Layout coordinate data:
>> START

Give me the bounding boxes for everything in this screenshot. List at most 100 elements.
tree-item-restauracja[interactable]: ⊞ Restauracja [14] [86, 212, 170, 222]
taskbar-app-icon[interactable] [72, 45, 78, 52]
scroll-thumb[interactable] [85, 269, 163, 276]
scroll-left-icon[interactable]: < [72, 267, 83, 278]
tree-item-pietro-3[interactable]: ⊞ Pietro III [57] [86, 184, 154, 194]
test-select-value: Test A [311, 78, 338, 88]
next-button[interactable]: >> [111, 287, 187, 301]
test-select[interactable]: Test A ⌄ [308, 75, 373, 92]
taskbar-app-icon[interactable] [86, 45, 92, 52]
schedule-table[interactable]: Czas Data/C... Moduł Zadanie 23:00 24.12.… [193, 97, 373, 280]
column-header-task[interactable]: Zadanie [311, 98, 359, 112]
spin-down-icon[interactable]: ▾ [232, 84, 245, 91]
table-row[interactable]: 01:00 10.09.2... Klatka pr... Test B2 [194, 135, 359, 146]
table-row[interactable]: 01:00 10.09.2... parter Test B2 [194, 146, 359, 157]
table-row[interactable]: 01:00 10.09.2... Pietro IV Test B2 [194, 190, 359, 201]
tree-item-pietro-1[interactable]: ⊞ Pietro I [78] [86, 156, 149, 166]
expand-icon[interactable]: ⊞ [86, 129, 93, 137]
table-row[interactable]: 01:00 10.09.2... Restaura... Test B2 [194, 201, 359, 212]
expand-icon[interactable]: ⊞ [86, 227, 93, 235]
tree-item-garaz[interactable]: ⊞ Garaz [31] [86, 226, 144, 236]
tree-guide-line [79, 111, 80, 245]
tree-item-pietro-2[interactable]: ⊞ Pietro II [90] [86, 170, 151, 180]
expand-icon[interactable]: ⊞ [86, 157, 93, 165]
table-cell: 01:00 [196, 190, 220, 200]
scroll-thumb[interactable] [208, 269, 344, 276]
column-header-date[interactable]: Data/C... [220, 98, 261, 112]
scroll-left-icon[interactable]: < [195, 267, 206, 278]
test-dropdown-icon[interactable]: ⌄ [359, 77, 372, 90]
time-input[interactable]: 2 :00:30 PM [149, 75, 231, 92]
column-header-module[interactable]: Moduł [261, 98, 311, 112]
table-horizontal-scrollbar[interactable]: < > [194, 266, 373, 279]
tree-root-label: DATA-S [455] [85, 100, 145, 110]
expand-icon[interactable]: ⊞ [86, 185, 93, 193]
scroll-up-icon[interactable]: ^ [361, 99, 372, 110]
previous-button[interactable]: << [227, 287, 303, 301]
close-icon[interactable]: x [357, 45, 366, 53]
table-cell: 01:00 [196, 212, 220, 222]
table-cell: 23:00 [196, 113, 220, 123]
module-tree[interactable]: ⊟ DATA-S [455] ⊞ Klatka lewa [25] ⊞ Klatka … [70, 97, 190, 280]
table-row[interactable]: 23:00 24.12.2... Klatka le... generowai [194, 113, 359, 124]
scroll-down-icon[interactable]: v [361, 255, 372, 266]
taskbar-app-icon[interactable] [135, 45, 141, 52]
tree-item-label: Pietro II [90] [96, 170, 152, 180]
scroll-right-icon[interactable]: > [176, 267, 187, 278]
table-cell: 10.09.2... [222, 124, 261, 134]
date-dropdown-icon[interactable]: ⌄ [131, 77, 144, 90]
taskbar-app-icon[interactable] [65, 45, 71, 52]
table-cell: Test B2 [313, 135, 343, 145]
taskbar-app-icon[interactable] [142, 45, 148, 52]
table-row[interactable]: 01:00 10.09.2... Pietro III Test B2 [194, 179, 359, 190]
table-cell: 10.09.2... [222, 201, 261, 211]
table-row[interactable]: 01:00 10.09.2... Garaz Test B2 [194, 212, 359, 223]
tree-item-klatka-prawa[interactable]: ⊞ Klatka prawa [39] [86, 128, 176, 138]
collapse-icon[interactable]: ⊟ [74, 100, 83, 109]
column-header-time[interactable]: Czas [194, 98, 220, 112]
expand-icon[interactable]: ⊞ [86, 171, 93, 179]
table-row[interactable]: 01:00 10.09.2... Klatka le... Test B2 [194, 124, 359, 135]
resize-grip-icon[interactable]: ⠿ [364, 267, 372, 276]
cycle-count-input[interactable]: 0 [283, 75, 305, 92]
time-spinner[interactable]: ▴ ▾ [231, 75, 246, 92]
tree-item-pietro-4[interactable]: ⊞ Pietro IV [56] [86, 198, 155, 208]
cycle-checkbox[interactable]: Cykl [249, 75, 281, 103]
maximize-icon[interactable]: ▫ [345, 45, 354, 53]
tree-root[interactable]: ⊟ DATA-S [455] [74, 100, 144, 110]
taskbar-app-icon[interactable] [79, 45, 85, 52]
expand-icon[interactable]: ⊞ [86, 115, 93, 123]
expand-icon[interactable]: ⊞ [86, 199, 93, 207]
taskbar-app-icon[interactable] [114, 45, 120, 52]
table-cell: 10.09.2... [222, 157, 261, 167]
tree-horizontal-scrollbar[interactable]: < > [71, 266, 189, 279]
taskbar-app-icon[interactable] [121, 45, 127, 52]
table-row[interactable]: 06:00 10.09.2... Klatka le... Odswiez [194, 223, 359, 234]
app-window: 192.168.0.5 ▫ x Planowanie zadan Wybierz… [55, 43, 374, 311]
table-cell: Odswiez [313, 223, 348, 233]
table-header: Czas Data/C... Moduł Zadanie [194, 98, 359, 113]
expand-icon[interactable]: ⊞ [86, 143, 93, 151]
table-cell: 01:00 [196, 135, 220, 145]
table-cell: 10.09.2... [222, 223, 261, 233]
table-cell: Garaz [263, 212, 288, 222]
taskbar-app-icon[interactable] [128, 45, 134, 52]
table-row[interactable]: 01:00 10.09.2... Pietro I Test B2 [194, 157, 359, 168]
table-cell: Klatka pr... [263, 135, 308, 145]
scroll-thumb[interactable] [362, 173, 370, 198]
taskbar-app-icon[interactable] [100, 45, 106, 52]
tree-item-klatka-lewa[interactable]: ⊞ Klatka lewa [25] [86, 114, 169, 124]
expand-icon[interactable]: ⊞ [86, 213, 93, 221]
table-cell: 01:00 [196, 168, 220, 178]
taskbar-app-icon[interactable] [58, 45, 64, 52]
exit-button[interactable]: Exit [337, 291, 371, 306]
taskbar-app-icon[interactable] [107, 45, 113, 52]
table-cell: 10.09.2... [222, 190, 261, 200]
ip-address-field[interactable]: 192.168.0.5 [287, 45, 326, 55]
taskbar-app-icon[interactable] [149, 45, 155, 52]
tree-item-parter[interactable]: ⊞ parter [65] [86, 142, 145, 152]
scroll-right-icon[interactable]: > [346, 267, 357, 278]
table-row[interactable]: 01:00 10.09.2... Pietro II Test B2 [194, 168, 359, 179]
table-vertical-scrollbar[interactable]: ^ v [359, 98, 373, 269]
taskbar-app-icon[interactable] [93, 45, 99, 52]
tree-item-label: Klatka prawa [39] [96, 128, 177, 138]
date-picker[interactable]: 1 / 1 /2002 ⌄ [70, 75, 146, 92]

>> END

Aim of the exercise = Find every row above that contains the string "cycle", matching its case exactly, and copy each of those rows in full.

Answer to this task =
cycle-count-input[interactable]: 0 [283, 75, 305, 92]
cycle-checkbox[interactable]: Cykl [249, 75, 281, 103]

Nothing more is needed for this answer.